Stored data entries
■ ■ ■ ■ ■ ■ ■

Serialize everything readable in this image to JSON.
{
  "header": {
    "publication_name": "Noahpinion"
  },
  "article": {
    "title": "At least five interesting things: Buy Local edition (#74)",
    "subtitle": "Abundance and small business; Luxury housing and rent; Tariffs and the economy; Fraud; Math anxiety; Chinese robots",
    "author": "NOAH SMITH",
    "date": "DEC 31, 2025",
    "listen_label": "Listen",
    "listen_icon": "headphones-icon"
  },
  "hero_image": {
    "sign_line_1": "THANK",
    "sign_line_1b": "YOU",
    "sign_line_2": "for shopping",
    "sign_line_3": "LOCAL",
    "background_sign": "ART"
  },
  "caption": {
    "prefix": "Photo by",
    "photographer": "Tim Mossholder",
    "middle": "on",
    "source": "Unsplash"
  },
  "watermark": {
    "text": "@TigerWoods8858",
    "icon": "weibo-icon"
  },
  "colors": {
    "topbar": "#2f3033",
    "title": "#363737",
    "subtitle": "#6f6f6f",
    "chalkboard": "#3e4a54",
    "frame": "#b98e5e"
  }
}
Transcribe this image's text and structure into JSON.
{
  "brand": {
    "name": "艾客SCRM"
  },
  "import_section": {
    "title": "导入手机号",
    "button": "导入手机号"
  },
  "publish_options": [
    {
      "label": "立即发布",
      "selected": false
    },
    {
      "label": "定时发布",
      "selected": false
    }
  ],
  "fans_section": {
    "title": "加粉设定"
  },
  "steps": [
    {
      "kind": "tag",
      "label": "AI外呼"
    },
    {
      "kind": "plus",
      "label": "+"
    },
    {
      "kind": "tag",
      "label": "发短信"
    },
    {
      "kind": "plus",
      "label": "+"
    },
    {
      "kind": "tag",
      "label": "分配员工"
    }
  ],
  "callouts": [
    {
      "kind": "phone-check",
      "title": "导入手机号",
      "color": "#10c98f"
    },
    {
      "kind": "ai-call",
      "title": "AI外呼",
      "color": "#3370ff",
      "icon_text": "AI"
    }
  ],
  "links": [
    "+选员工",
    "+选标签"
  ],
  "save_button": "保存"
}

■ ■ ■ ■ ■ ■ ■

WRITTEN PROBLEM -> Each record above should be repeated exactly as it appears.

RESULT OF THE TASK ->
Serialize everything readable in this image to JSON.
{
  "header": {
    "publication_name": "Noahpinion"
  },
  "article": {
    "title": "At least five interesting things: Buy Local edition (#74)",
    "subtitle": "Abundance and small business; Luxury housing and rent; Tariffs and the economy; Fraud; Math anxiety; Chinese robots",
    "author": "NOAH SMITH",
    "date": "DEC 31, 2025",
    "listen_label": "Listen",
    "listen_icon": "headphones-icon"
  },
  "hero_image": {
    "sign_line_1": "THANK",
    "sign_line_1b": "YOU",
    "sign_line_2": "for shopping",
    "sign_line_3": "LOCAL",
    "background_sign": "ART"
  },
  "caption": {
    "prefix": "Photo by",
    "photographer": "Tim Mossholder",
    "middle": "on",
    "source": "Unsplash"
  },
  "watermark": {
    "text": "@TigerWoods8858",
    "icon": "weibo-icon"
  },
  "colors": {
    "topbar": "#2f3033",
    "title": "#363737",
    "subtitle": "#6f6f6f",
    "chalkboard": "#3e4a54",
    "frame": "#b98e5e"
  }
}
Transcribe this image's text and structure into JSON.
{
  "brand": {
    "name": "艾客SCRM"
  },
  "import_section": {
    "title": "导入手机号",
    "button": "导入手机号"
  },
  "publish_options": [
    {
      "label": "立即发布",
      "selected": false
    },
    {
      "label": "定时发布",
      "selected": false
    }
  ],
  "fans_section": {
    "title": "加粉设定"
  },
  "steps": [
    {
      "kind": "tag",
      "label": "AI外呼"
    },
    {
      "kind": "plus",
      "label": "+"
    },
    {
      "kind": "tag",
      "label": "发短信"
    },
    {
      "kind": "plus",
      "label": "+"
    },
    {
      "kind": "tag",
      "label": "分配员工"
    }
  ],
  "callouts": [
    {
      "kind": "phone-check",
      "title": "导入手机号",
      "color": "#10c98f"
    },
    {
      "kind": "ai-call",
      "title": "AI外呼",
      "color": "#3370ff",
      "icon_text": "AI"
    }
  ],
  "links": [
    "+选员工",
    "+选标签"
  ],
  "save_button": "保存"
}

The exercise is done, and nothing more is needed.